__Short problem__
Spot each line in the records below where the word "this" occurs, then copy it.

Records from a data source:
---

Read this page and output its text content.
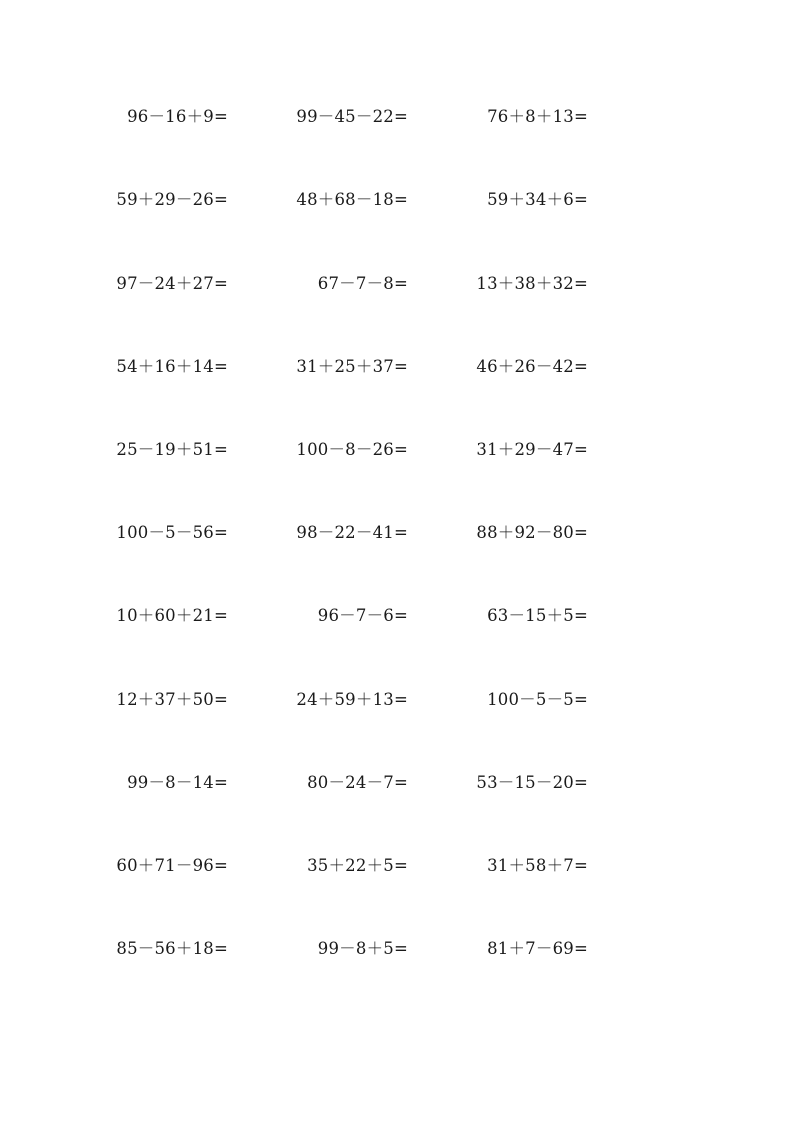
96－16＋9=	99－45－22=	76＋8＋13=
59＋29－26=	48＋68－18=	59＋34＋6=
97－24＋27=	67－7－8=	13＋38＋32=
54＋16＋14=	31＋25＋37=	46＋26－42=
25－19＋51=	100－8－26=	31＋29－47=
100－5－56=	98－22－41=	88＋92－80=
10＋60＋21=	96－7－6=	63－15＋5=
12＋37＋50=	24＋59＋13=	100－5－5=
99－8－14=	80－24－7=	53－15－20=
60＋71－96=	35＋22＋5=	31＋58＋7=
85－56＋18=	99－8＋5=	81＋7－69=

---

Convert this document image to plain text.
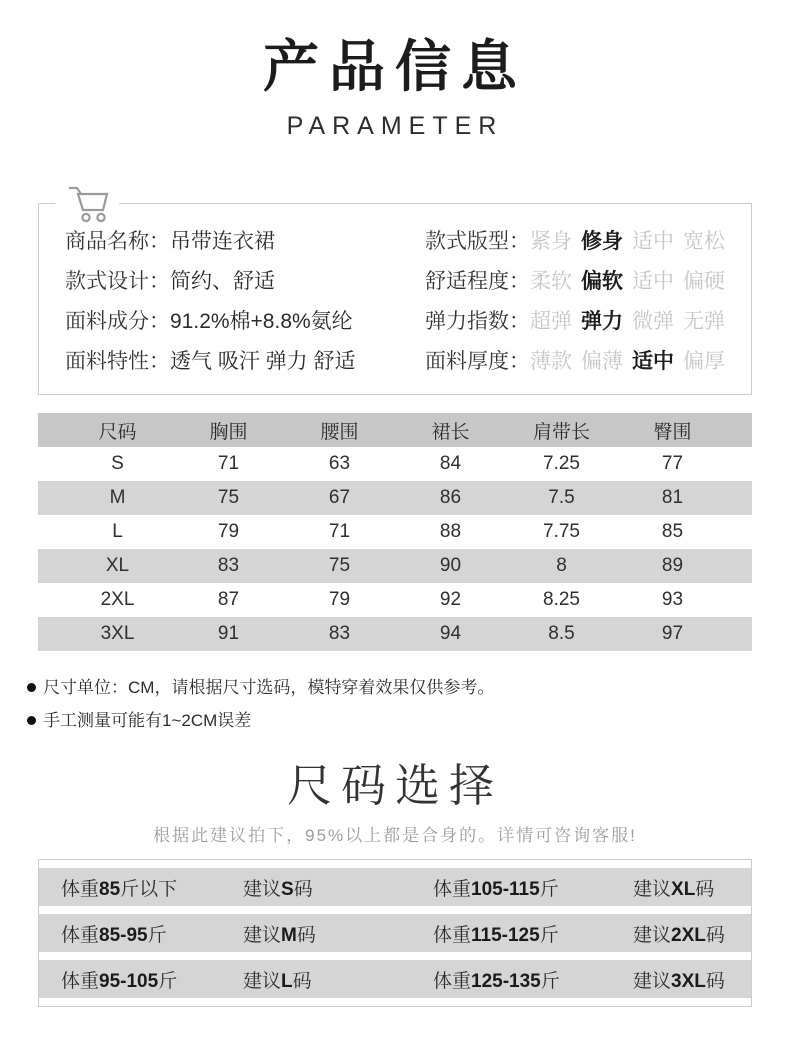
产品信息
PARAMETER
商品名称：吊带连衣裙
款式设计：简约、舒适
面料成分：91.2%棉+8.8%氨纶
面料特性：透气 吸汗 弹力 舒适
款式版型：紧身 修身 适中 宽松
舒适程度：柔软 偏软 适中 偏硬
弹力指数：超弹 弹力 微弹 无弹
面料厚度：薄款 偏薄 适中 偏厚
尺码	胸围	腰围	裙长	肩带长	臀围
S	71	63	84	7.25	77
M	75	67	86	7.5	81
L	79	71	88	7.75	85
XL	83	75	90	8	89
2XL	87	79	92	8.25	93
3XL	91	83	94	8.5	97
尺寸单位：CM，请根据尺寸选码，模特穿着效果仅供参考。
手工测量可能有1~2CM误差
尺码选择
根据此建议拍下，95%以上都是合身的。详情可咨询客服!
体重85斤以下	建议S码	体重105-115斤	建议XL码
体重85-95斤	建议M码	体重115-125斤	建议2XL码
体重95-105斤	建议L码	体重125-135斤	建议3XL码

---

__Task result__
Read this page and output its text content.
Convert this document image to plain text.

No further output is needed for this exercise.